Selection:
I also think we can get rid of CHUNKs.  If we decide we need need to support 
kern_addr_valid(), we will need to use GRANULE the same way as we currently use 
CHUNK. However, I think it is safe to wait until we understand the
requirement for kern_addr_valid() (as long as we know how to do it).


> 
> > However, since IA64 doesnt current implement a kern_addr_valid() function,
> > CHUNK is not currently used.
> >
> > Do you know if kern_addr_valid() for IA64 is planned in the future???
> No idea. Do you think we need such a thing? We lived without it for quite
> a while...

No idea either...


> 
> > > > - each node has a single contiguous mem_map array. The array contains
> > > > page struct entries for every page on the node. There are no "holes" in
> > > > the mem_map array. The node data area (see below) has pointers to the
> > > > start of the mem_map entries for each clump on the node.
> > >
> > > The mem_map array is the same on each node, copied from the boot_node
> > > to all other nodes. It contains page_struct entries for ALL pages on
> > > ALL nodes (if I interpret discontig_paging_init() correctly). The
> > > first two sentences need to be reformulated.
> >
> > I think the first two sentences are correct, but the last one is
> > misleading. Is this better:
> >
> > 	- each node has a single contiguous page_struct array. This array contains
> > page struct entries for every page that is actually present on the node
> > There are no "holes" in the page_struct array for non-existent memory. Note
> > that adjacent entries in the array are NOT necessarily for contiguous
> > physical pages if there are multiple non-contiguous clumps on the node.

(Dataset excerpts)
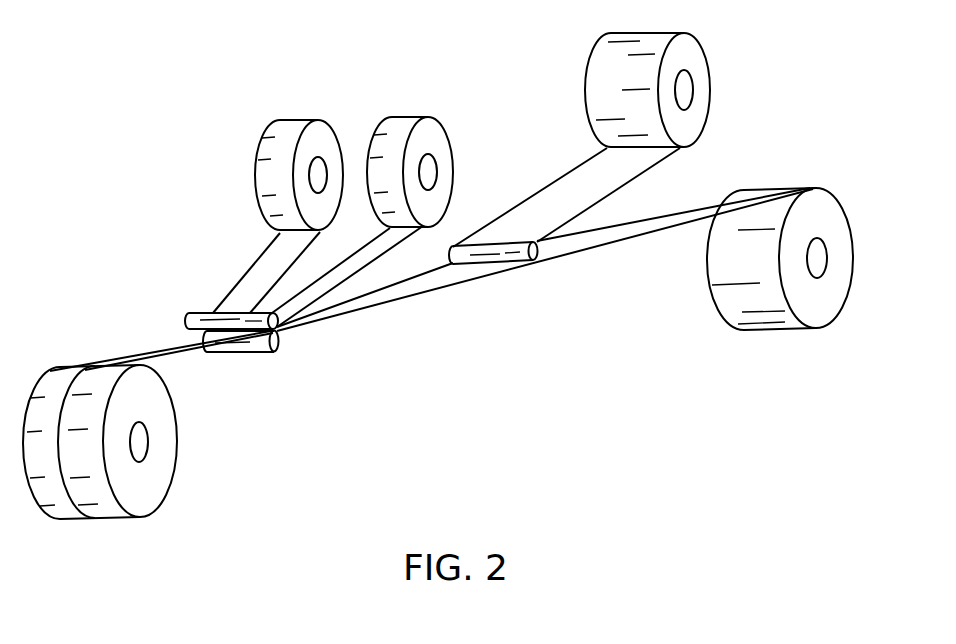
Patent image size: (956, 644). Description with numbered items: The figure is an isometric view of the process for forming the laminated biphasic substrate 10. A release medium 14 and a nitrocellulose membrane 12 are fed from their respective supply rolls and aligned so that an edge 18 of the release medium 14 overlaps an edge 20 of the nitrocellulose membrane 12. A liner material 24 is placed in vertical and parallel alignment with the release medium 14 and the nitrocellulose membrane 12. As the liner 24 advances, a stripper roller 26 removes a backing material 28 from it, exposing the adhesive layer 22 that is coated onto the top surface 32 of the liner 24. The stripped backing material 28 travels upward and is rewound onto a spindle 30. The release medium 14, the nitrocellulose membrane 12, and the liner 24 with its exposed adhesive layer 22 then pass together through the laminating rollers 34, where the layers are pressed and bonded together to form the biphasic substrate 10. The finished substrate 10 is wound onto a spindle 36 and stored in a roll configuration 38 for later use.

The substrate 10 is at (105, 334).
The nitrocellulose membrane 12 is at (433, 129).
The release medium 14 is at (325, 132).
The edge of the release medium 18 is at (250, 275).
The edge of the nitrocellulose membrane 20 is at (370, 253).
The adhesive layer 22 is at (377, 295).
The liner material 24 is at (843, 290).
The stripper roller 26 is at (538, 256).
The backing material 28 is at (563, 183).
The spindle 30 is at (686, 90).
The top surface of the liner 32 is at (398, 283).
The laminating rollers 34 is at (282, 339).
The spindle 36 is at (143, 441).
The roll configuration 38 is at (158, 392).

Challenge 1:
Answer these questions about the discussion:
(a) What will need to be used the same way CHUNK is currently used if kern_addr_valid() must be supported?
(b) According to the discussion, why is CHUNK not currently used?
(c) From which node is the mem_map array copied to all other nodes?
Challenge 2: Rewrite the drawing region rows from their start through the line containing "The nitrocellulose membrane 12 is", replacing "isometric view" with "perspective view" and leaving everything else unchanged. Leave the pictures out of the answer.

Response 1:
(a) GRANULE.
(b) IA64 does not currently implement a kern_addr_valid() function.
(c) The boot_node.

Response 2:
Patent image size: (956, 644). Description with numbered items: The figure is an perspective view of the process for forming the laminated biphasic substrate 10. A release medium 14 and a nitrocellulose membrane 12 are fed from their respective supply rolls and aligned so that an edge 18 of the release medium 14 overlaps an edge 20 of the nitrocellulose membrane 12. A liner material 24 is placed in vertical and parallel alignment with the release medium 14 and the nitrocellulose membrane 12. As the liner 24 advances, a stripper roller 26 removes a backing material 28 from it, exposing the adhesive layer 22 that is coated onto the top surface 32 of the liner 24. The stripped backing material 28 travels upward and is rewound onto a spindle 30. The release medium 14, the nitrocellulose membrane 12, and the liner 24 with its exposed adhesive layer 22 then pass together through the laminating rollers 34, where the layers are pressed and bonded together to form the biphasic substrate 10. The finished substrate 10 is wound onto a spindle 36 and stored in a roll configuration 38 for later use.

The substrate 10 is at (105, 334).
The nitrocellulose membrane 12 is at (433, 129).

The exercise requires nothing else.